Below are the entries; count the lines in them that contain the word "phải" and give only the number.

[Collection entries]
----------

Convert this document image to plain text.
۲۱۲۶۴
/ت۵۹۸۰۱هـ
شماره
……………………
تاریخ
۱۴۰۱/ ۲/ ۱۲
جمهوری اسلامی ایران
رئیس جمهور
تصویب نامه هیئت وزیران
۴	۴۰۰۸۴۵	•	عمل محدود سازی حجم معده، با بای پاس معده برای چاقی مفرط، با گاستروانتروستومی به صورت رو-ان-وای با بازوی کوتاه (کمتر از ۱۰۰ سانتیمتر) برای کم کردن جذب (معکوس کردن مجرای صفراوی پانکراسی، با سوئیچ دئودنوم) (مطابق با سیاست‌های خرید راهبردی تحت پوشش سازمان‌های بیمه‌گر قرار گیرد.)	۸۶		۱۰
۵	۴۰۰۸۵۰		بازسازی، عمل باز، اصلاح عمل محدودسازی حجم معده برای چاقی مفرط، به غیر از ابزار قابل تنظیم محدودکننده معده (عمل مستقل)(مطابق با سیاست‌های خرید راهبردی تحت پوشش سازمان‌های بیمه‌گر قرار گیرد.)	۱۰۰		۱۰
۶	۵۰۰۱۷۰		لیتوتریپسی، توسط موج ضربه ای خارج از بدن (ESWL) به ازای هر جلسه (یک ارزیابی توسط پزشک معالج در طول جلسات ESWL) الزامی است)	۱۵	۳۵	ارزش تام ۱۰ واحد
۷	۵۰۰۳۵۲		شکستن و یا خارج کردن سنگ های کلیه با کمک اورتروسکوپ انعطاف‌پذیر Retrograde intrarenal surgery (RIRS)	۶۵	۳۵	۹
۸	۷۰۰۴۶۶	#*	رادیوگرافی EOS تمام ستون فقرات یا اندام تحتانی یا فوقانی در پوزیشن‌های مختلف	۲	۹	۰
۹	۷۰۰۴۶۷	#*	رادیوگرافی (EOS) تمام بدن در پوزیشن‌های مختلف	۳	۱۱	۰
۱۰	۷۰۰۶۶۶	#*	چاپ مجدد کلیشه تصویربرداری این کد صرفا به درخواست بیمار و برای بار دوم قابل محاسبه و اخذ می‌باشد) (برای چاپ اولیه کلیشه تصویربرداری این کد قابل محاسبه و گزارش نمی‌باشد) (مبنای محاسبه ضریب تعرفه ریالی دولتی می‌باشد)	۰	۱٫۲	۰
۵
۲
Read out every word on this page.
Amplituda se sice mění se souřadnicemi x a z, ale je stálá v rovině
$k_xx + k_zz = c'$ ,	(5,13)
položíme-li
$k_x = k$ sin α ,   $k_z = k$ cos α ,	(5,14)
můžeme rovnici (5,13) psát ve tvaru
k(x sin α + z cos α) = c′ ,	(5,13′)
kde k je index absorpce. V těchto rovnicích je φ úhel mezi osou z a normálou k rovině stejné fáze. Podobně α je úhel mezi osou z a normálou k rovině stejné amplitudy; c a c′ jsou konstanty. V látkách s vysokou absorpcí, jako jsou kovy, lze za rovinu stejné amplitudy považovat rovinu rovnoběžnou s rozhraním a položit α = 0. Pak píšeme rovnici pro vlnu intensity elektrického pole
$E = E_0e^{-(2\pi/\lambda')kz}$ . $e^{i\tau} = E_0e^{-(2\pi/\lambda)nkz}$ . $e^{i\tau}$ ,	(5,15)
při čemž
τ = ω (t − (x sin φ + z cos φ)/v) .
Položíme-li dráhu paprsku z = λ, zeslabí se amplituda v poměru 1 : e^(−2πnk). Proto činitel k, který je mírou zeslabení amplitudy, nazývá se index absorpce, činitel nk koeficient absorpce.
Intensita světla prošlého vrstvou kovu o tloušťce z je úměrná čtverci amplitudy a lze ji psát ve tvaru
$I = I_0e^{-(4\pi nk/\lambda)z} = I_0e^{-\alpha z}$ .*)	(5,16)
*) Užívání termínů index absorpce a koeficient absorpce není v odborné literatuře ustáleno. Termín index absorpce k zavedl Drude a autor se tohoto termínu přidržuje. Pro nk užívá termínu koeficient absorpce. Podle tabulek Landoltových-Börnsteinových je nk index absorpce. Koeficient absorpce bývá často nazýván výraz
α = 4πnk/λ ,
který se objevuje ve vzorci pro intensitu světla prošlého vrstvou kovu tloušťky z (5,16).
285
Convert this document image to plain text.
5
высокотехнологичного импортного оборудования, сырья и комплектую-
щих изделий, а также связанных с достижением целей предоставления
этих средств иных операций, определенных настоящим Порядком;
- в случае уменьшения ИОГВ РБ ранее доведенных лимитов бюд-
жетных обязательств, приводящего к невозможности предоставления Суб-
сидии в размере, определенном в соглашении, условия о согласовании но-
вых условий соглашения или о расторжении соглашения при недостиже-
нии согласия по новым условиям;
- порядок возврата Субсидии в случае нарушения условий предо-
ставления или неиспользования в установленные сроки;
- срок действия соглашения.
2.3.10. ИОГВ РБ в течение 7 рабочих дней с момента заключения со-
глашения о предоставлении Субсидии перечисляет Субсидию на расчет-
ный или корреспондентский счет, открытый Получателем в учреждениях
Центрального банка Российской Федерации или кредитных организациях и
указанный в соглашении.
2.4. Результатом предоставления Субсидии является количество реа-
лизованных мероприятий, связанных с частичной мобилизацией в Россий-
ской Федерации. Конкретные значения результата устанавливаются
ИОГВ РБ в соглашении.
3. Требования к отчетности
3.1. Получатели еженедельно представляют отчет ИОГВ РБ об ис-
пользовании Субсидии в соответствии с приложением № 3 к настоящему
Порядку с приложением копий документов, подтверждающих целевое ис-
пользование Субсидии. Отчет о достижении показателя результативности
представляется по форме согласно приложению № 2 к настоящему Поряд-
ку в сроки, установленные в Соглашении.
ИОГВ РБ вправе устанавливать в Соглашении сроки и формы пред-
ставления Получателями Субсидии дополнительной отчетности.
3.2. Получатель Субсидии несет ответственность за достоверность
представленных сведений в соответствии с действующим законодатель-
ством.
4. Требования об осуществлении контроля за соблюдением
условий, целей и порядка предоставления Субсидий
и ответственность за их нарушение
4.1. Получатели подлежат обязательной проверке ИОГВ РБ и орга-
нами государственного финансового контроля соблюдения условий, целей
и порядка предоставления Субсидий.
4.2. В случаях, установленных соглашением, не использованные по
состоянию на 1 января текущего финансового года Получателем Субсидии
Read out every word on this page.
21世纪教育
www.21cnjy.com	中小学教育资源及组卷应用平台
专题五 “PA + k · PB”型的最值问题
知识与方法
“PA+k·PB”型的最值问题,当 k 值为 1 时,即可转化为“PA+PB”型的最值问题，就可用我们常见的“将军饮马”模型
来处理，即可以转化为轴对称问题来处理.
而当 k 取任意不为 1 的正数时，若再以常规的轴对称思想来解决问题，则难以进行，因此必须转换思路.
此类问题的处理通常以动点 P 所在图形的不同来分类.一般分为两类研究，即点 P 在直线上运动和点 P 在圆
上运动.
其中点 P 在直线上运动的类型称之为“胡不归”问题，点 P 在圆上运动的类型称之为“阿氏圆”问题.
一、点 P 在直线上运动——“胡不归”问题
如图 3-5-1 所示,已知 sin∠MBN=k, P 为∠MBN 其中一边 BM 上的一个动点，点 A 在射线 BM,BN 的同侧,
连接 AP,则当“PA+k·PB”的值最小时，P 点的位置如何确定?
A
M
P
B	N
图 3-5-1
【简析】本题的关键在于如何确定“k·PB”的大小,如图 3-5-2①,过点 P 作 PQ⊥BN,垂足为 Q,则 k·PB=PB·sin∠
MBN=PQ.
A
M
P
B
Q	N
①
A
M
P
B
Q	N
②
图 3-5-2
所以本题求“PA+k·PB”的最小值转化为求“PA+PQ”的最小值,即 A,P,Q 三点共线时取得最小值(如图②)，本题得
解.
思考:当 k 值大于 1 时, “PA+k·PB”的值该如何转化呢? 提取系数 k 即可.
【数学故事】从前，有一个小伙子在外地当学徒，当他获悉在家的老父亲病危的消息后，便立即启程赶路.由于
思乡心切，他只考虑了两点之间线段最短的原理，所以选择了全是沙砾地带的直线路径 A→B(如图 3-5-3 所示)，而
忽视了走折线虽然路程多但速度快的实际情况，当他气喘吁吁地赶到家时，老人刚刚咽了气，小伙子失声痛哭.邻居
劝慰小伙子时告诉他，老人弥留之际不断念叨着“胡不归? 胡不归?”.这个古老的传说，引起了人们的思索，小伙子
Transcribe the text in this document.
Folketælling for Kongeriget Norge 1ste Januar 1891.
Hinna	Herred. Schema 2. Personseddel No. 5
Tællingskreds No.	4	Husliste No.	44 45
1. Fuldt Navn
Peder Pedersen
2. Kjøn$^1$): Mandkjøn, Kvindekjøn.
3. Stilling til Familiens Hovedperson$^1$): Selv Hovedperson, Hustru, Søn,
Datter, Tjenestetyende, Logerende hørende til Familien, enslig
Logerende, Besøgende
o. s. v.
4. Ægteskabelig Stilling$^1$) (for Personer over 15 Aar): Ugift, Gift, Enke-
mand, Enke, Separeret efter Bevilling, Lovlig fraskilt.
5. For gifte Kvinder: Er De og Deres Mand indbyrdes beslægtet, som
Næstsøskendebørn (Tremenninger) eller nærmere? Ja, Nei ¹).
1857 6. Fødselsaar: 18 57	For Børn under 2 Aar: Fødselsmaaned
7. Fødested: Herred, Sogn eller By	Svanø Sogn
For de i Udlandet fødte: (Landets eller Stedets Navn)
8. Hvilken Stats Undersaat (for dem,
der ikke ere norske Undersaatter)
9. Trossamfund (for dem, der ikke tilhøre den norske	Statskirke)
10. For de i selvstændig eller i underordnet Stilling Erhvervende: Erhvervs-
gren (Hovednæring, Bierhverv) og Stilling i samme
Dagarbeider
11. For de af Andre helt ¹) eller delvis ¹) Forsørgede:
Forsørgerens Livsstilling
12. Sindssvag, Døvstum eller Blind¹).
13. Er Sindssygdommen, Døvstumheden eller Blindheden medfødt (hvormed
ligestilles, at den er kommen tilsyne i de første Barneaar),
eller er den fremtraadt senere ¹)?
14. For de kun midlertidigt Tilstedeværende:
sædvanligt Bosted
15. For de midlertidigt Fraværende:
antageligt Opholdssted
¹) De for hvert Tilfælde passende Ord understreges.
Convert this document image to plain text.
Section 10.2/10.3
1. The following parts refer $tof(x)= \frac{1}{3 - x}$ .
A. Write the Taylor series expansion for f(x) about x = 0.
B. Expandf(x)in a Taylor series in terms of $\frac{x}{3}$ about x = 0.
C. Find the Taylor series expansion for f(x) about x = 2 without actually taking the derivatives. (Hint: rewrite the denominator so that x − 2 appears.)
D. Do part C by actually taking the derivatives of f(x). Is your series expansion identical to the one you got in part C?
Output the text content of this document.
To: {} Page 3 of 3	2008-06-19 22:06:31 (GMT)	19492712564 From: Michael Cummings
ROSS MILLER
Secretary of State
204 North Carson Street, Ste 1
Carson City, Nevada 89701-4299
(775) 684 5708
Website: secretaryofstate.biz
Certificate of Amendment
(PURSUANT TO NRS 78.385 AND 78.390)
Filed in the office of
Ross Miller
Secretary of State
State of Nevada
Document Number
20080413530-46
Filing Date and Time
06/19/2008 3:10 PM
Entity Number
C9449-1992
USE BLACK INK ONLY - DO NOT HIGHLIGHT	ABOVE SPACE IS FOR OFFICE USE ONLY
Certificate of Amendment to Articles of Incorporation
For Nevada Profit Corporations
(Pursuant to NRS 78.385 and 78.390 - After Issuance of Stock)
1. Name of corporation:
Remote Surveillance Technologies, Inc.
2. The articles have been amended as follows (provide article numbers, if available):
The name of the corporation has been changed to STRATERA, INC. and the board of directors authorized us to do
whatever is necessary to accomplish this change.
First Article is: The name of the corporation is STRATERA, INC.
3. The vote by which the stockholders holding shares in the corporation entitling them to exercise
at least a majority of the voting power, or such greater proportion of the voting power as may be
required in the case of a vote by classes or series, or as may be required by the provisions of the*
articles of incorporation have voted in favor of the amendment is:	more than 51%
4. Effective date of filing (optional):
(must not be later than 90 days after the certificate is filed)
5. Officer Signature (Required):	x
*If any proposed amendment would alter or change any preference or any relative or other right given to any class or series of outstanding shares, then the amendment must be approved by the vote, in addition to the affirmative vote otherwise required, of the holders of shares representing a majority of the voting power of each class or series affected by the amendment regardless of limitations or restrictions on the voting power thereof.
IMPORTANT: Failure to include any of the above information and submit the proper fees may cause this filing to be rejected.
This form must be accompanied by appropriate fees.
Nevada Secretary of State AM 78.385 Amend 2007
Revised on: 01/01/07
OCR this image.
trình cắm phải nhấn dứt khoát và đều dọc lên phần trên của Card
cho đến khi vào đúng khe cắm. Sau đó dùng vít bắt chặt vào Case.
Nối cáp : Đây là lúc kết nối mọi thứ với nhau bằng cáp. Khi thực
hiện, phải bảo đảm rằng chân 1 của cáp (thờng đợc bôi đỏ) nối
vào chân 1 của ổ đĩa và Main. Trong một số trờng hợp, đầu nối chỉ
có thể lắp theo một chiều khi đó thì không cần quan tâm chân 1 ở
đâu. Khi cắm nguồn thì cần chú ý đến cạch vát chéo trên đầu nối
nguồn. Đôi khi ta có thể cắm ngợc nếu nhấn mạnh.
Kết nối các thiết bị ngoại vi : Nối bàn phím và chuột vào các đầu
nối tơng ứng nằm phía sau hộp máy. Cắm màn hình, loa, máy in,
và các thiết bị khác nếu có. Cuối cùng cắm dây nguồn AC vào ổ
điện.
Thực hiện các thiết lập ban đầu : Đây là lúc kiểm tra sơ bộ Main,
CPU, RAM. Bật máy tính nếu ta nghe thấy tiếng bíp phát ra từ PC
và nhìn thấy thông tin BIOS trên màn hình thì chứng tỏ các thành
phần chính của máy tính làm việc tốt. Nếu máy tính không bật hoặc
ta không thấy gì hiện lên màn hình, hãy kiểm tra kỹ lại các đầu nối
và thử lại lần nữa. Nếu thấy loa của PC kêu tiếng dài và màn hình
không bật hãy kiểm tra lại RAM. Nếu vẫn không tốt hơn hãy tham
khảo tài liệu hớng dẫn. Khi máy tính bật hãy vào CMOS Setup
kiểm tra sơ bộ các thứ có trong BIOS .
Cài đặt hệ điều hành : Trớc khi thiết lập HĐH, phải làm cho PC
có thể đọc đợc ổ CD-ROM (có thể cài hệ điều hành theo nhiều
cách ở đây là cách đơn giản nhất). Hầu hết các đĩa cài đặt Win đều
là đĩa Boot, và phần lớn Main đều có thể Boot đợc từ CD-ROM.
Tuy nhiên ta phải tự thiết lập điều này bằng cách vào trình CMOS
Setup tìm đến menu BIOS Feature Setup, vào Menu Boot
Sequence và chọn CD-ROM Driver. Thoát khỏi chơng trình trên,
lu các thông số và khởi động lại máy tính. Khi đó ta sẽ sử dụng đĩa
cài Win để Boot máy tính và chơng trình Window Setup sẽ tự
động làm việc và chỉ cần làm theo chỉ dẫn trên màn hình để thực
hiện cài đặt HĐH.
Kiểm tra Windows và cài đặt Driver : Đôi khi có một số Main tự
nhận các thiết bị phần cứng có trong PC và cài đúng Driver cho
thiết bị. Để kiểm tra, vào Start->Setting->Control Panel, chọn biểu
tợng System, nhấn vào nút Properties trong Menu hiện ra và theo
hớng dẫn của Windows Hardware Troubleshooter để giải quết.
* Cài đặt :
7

----------

Exercise answer:
4